### RECORDS FOR THE TASK:
....

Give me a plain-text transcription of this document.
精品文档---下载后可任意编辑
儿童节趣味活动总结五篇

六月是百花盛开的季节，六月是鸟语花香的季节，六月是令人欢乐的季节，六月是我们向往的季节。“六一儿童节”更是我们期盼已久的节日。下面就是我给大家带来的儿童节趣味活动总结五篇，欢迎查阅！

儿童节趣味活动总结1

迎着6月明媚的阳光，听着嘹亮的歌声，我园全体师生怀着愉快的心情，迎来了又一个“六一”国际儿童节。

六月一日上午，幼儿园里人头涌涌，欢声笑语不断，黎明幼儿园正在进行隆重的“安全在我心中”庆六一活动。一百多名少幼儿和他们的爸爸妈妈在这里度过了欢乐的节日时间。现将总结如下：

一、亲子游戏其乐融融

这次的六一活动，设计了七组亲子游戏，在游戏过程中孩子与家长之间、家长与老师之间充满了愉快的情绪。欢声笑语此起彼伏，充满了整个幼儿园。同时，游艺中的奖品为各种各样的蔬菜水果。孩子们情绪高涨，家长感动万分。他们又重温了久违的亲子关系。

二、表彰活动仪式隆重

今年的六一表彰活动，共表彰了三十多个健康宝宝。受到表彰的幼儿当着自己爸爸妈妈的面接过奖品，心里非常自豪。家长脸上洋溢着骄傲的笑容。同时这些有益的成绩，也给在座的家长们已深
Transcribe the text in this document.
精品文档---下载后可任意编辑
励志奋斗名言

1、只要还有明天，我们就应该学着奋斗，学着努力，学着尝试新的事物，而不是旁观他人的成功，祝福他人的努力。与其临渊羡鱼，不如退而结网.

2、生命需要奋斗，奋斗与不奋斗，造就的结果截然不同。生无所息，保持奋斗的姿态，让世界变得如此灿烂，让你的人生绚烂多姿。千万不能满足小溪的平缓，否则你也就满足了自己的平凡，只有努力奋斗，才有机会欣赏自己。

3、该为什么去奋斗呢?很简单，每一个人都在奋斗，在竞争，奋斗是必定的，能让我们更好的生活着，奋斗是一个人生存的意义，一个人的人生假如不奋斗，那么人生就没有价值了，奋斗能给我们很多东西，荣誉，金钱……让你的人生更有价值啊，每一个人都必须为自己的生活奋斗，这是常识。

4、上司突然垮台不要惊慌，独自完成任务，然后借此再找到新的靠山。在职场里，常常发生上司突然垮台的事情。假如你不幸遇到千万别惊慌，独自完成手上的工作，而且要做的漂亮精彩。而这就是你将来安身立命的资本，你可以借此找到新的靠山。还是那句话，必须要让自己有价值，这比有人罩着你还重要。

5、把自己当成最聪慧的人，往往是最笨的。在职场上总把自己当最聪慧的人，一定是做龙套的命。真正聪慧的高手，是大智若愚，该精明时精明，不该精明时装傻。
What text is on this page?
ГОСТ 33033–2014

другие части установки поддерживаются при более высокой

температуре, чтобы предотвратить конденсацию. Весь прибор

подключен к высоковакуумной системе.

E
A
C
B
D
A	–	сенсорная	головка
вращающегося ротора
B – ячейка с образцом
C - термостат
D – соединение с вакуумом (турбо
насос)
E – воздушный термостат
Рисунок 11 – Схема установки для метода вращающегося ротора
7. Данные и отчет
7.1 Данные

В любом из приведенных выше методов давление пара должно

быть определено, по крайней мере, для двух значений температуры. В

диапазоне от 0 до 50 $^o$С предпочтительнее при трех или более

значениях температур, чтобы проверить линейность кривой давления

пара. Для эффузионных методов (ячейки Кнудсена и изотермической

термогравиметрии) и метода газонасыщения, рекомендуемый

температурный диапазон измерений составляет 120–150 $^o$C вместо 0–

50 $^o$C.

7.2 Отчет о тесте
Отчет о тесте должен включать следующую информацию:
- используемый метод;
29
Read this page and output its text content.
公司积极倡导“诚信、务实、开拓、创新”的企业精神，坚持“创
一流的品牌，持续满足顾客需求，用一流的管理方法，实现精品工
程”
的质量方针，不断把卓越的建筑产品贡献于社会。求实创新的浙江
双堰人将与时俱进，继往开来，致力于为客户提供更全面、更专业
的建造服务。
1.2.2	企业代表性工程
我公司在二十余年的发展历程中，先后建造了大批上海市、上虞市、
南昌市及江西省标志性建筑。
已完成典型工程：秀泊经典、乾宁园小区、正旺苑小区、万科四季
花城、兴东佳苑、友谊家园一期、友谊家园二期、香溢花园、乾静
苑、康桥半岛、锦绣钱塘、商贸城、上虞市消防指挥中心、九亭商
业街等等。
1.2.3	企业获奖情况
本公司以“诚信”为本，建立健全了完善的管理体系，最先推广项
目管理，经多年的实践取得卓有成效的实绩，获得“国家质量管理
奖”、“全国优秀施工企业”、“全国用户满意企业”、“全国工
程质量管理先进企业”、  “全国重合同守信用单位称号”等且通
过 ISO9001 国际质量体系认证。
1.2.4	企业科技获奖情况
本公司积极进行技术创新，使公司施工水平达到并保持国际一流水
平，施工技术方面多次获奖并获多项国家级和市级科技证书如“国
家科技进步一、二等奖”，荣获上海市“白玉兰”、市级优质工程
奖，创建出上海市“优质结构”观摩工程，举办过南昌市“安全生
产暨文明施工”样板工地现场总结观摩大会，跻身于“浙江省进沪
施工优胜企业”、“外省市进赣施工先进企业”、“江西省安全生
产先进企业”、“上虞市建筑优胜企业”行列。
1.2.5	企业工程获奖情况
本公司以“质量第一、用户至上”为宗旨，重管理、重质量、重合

....

### YOUR TASK:
Output all of the data again, exactly.

### RESPONSE:
Give me a plain-text transcription of this document.
精品文档---下载后可任意编辑
儿童节趣味活动总结五篇

六月是百花盛开的季节，六月是鸟语花香的季节，六月是令人欢乐的季节，六月是我们向往的季节。“六一儿童节”更是我们期盼已久的节日。下面就是我给大家带来的儿童节趣味活动总结五篇，欢迎查阅！

儿童节趣味活动总结1

迎着6月明媚的阳光，听着嘹亮的歌声，我园全体师生怀着愉快的心情，迎来了又一个“六一”国际儿童节。

六月一日上午，幼儿园里人头涌涌，欢声笑语不断，黎明幼儿园正在进行隆重的“安全在我心中”庆六一活动。一百多名少幼儿和他们的爸爸妈妈在这里度过了欢乐的节日时间。现将总结如下：

一、亲子游戏其乐融融

这次的六一活动，设计了七组亲子游戏，在游戏过程中孩子与家长之间、家长与老师之间充满了愉快的情绪。欢声笑语此起彼伏，充满了整个幼儿园。同时，游艺中的奖品为各种各样的蔬菜水果。孩子们情绪高涨，家长感动万分。他们又重温了久违的亲子关系。

二、表彰活动仪式隆重

今年的六一表彰活动，共表彰了三十多个健康宝宝。受到表彰的幼儿当着自己爸爸妈妈的面接过奖品，心里非常自豪。家长脸上洋溢着骄傲的笑容。同时这些有益的成绩，也给在座的家长们已深
Transcribe the text in this document.
精品文档---下载后可任意编辑
励志奋斗名言

1、只要还有明天，我们就应该学着奋斗，学着努力，学着尝试新的事物，而不是旁观他人的成功，祝福他人的努力。与其临渊羡鱼，不如退而结网.

2、生命需要奋斗，奋斗与不奋斗，造就的结果截然不同。生无所息，保持奋斗的姿态，让世界变得如此灿烂，让你的人生绚烂多姿。千万不能满足小溪的平缓，否则你也就满足了自己的平凡，只有努力奋斗，才有机会欣赏自己。

3、该为什么去奋斗呢?很简单，每一个人都在奋斗，在竞争，奋斗是必定的，能让我们更好的生活着，奋斗是一个人生存的意义，一个人的人生假如不奋斗，那么人生就没有价值了，奋斗能给我们很多东西，荣誉，金钱……让你的人生更有价值啊，每一个人都必须为自己的生活奋斗，这是常识。

4、上司突然垮台不要惊慌，独自完成任务，然后借此再找到新的靠山。在职场里，常常发生上司突然垮台的事情。假如你不幸遇到千万别惊慌，独自完成手上的工作，而且要做的漂亮精彩。而这就是你将来安身立命的资本，你可以借此找到新的靠山。还是那句话，必须要让自己有价值，这比有人罩着你还重要。

5、把自己当成最聪慧的人，往往是最笨的。在职场上总把自己当最聪慧的人，一定是做龙套的命。真正聪慧的高手，是大智若愚，该精明时精明，不该精明时装傻。
What text is on this page?
ГОСТ 33033–2014

другие части установки поддерживаются при более высокой

температуре, чтобы предотвратить конденсацию. Весь прибор

подключен к высоковакуумной системе.

E
A
C
B
D
A	–	сенсорная	головка
вращающегося ротора
B – ячейка с образцом
C - термостат
D – соединение с вакуумом (турбо
насос)
E – воздушный термостат
Рисунок 11 – Схема установки для метода вращающегося ротора
7. Данные и отчет
7.1 Данные

В любом из приведенных выше методов давление пара должно

быть определено, по крайней мере, для двух значений температуры. В

диапазоне от 0 до 50 $^o$С предпочтительнее при трех или более

значениях температур, чтобы проверить линейность кривой давления

пара. Для эффузионных методов (ячейки Кнудсена и изотермической

термогравиметрии) и метода газонасыщения, рекомендуемый

температурный диапазон измерений составляет 120–150 $^o$C вместо 0–

50 $^o$C.

7.2 Отчет о тесте
Отчет о тесте должен включать следующую информацию:
- используемый метод;
29
Read this page and output its text content.
公司积极倡导“诚信、务实、开拓、创新”的企业精神，坚持“创
一流的品牌，持续满足顾客需求，用一流的管理方法，实现精品工
程”
的质量方针，不断把卓越的建筑产品贡献于社会。求实创新的浙江
双堰人将与时俱进，继往开来，致力于为客户提供更全面、更专业
的建造服务。
1.2.2	企业代表性工程
我公司在二十余年的发展历程中，先后建造了大批上海市、上虞市、
南昌市及江西省标志性建筑。
已完成典型工程：秀泊经典、乾宁园小区、正旺苑小区、万科四季
花城、兴东佳苑、友谊家园一期、友谊家园二期、香溢花园、乾静
苑、康桥半岛、锦绣钱塘、商贸城、上虞市消防指挥中心、九亭商
业街等等。
1.2.3	企业获奖情况
本公司以“诚信”为本，建立健全了完善的管理体系，最先推广项
目管理，经多年的实践取得卓有成效的实绩，获得“国家质量管理
奖”、“全国优秀施工企业”、“全国用户满意企业”、“全国工
程质量管理先进企业”、  “全国重合同守信用单位称号”等且通
过 ISO9001 国际质量体系认证。
1.2.4	企业科技获奖情况
本公司积极进行技术创新，使公司施工水平达到并保持国际一流水
平，施工技术方面多次获奖并获多项国家级和市级科技证书如“国
家科技进步一、二等奖”，荣获上海市“白玉兰”、市级优质工程
奖，创建出上海市“优质结构”观摩工程，举办过南昌市“安全生
产暨文明施工”样板工地现场总结观摩大会，跻身于“浙江省进沪
施工优胜企业”、“外省市进赣施工先进企业”、“江西省安全生
产先进企业”、“上虞市建筑优胜企业”行列。
1.2.5	企业工程获奖情况
本公司以“质量第一、用户至上”为宗旨，重管理、重质量、重合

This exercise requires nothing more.